▶ **THE EXERCISE**:
Copy each line below exactly and leave the pictures out.

-- start of ROWS --

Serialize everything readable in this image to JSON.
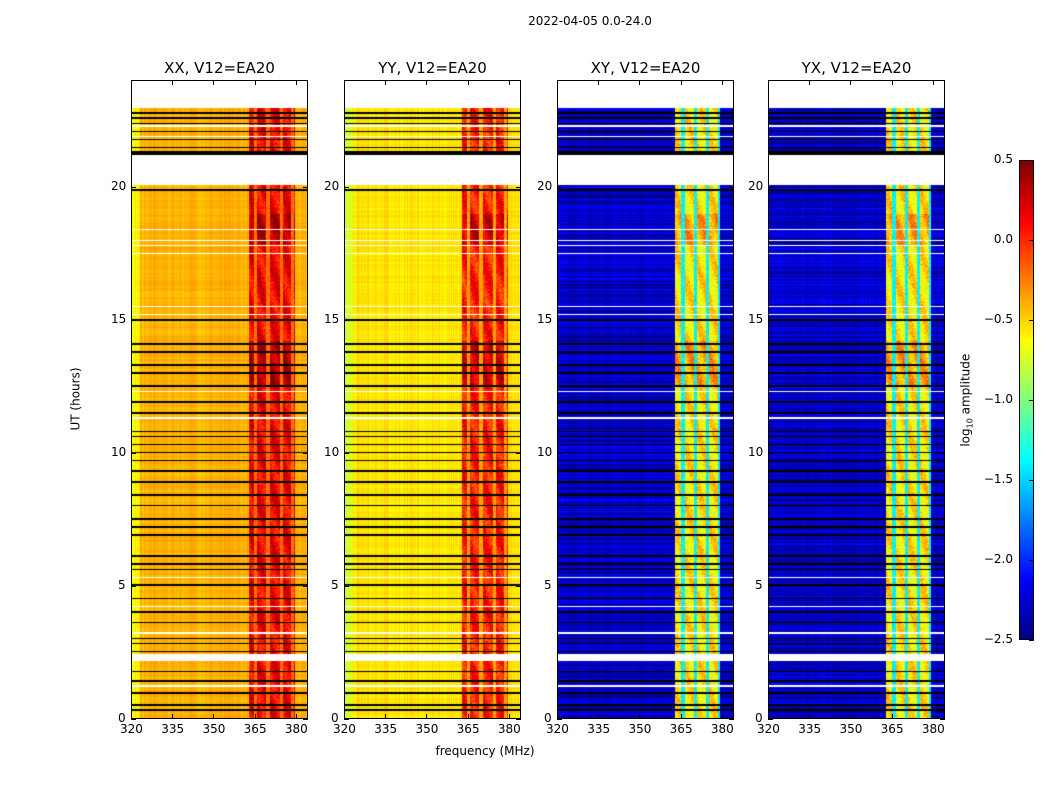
{
  "chart_data": {
    "type": "heatmap",
    "title": "2022-04-05 0.0-24.0",
    "xlabel": "frequency (MHz)",
    "ylabel": "UT (hours)",
    "xlim": [
      320,
      384.4
    ],
    "ylim": [
      0,
      24
    ],
    "xticks": [
      320,
      335,
      350,
      365,
      380
    ],
    "yticks": [
      0,
      5,
      10,
      15,
      20
    ],
    "colormap": "jet",
    "colorbar": {
      "label": "log10 amplitude",
      "label_main": "log",
      "label_sub": "10",
      "label_rest": " amplitude",
      "range": [
        -2.5,
        0.5
      ],
      "ticks": [
        "0.5",
        "0.0",
        "−0.5",
        "−1.0",
        "−1.5",
        "−2.0",
        "−2.5"
      ],
      "tick_values": [
        0.5,
        0.0,
        -0.5,
        -1.0,
        -1.5,
        -2.0,
        -2.5
      ]
    },
    "data_gaps_hours": [
      [
        2.15,
        2.4
      ],
      [
        20.1,
        21.2
      ],
      [
        23.0,
        24.0
      ]
    ],
    "flagged_rows_hours": [
      0.3,
      0.5,
      0.95,
      1.4,
      1.75,
      2.5,
      2.8,
      3.0,
      3.6,
      4.0,
      4.5,
      5.0,
      5.6,
      5.8,
      6.1,
      6.9,
      7.2,
      7.5,
      8.0,
      8.4,
      8.9,
      9.3,
      9.7,
      10.0,
      10.3,
      10.6,
      10.8,
      11.5,
      11.9,
      12.5,
      13.0,
      13.3,
      13.8,
      14.1,
      15.0,
      19.9,
      21.25,
      21.3,
      21.35,
      21.5,
      21.8,
      22.1,
      22.4,
      22.6,
      22.8
    ],
    "blank_rows_hours": [
      1.2,
      3.2,
      4.2,
      5.3,
      11.3,
      12.3,
      15.2,
      15.5,
      17.5,
      17.8,
      18.0,
      18.4,
      21.9,
      22.3
    ],
    "panels": [
      {
        "title": "XX, V12=EA20",
        "baseline_log_amp": -0.4,
        "band_mhz": [
          363,
          380
        ],
        "band_log_amp": 0.15,
        "band_stripes_mhz": [
          365.5,
          370,
          375,
          379
        ],
        "stripe_log_amp": -0.2
      },
      {
        "title": "YY, V12=EA20",
        "baseline_log_amp": -0.55,
        "band_mhz": [
          363,
          380
        ],
        "band_log_amp": 0.05,
        "band_stripes_mhz": [
          365.5,
          370,
          375,
          379
        ],
        "stripe_log_amp": -0.35
      },
      {
        "title": "XY, V12=EA20",
        "baseline_log_amp": -2.3,
        "band_mhz": [
          363,
          379.5
        ],
        "band_log_amp": -0.55,
        "band_stripes_mhz": [
          366,
          370.5,
          375,
          379.5
        ],
        "stripe_log_amp": -1.4
      },
      {
        "title": "YX, V12=EA20",
        "baseline_log_amp": -2.3,
        "band_mhz": [
          363,
          379.5
        ],
        "band_log_amp": -0.55,
        "band_stripes_mhz": [
          366,
          370.5,
          375,
          379.5
        ],
        "stripe_log_amp": -1.4
      }
    ]
  }
}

-- end of ROWS --

▶ **OUTPUT BELOW**:
Serialize everything readable in this image to JSON.
{
  "chart_data": {
    "type": "heatmap",
    "title": "2022-04-05 0.0-24.0",
    "xlabel": "frequency (MHz)",
    "ylabel": "UT (hours)",
    "xlim": [
      320,
      384.4
    ],
    "ylim": [
      0,
      24
    ],
    "xticks": [
      320,
      335,
      350,
      365,
      380
    ],
    "yticks": [
      0,
      5,
      10,
      15,
      20
    ],
    "colormap": "jet",
    "colorbar": {
      "label": "log10 amplitude",
      "label_main": "log",
      "label_sub": "10",
      "label_rest": " amplitude",
      "range": [
        -2.5,
        0.5
      ],
      "ticks": [
        "0.5",
        "0.0",
        "−0.5",
        "−1.0",
        "−1.5",
        "−2.0",
        "−2.5"
      ],
      "tick_values": [
        0.5,
        0.0,
        -0.5,
        -1.0,
        -1.5,
        -2.0,
        -2.5
      ]
    },
    "data_gaps_hours": [
      [
        2.15,
        2.4
      ],
      [
        20.1,
        21.2
      ],
      [
        23.0,
        24.0
      ]
    ],
    "flagged_rows_hours": [
      0.3,
      0.5,
      0.95,
      1.4,
      1.75,
      2.5,
      2.8,
      3.0,
      3.6,
      4.0,
      4.5,
      5.0,
      5.6,
      5.8,
      6.1,
      6.9,
      7.2,
      7.5,
      8.0,
      8.4,
      8.9,
      9.3,
      9.7,
      10.0,
      10.3,
      10.6,
      10.8,
      11.5,
      11.9,
      12.5,
      13.0,
      13.3,
      13.8,
      14.1,
      15.0,
      19.9,
      21.25,
      21.3,
      21.35,
      21.5,
      21.8,
      22.1,
      22.4,
      22.6,
      22.8
    ],
    "blank_rows_hours": [
      1.2,
      3.2,
      4.2,
      5.3,
      11.3,
      12.3,
      15.2,
      15.5,
      17.5,
      17.8,
      18.0,
      18.4,
      21.9,
      22.3
    ],
    "panels": [
      {
        "title": "XX, V12=EA20",
        "baseline_log_amp": -0.4,
        "band_mhz": [
          363,
          380
        ],
        "band_log_amp": 0.15,
        "band_stripes_mhz": [
          365.5,
          370,
          375,
          379
        ],
        "stripe_log_amp": -0.2
      },
      {
        "title": "YY, V12=EA20",
        "baseline_log_amp": -0.55,
        "band_mhz": [
          363,
          380
        ],
        "band_log_amp": 0.05,
        "band_stripes_mhz": [
          365.5,
          370,
          375,
          379
        ],
        "stripe_log_amp": -0.35
      },
      {
        "title": "XY, V12=EA20",
        "baseline_log_amp": -2.3,
        "band_mhz": [
          363,
          379.5
        ],
        "band_log_amp": -0.55,
        "band_stripes_mhz": [
          366,
          370.5,
          375,
          379.5
        ],
        "stripe_log_amp": -1.4
      },
      {
        "title": "YX, V12=EA20",
        "baseline_log_amp": -2.3,
        "band_mhz": [
          363,
          379.5
        ],
        "band_log_amp": -0.55,
        "band_stripes_mhz": [
          366,
          370.5,
          375,
          379.5
        ],
        "stripe_log_amp": -1.4
      }
    ]
  }
}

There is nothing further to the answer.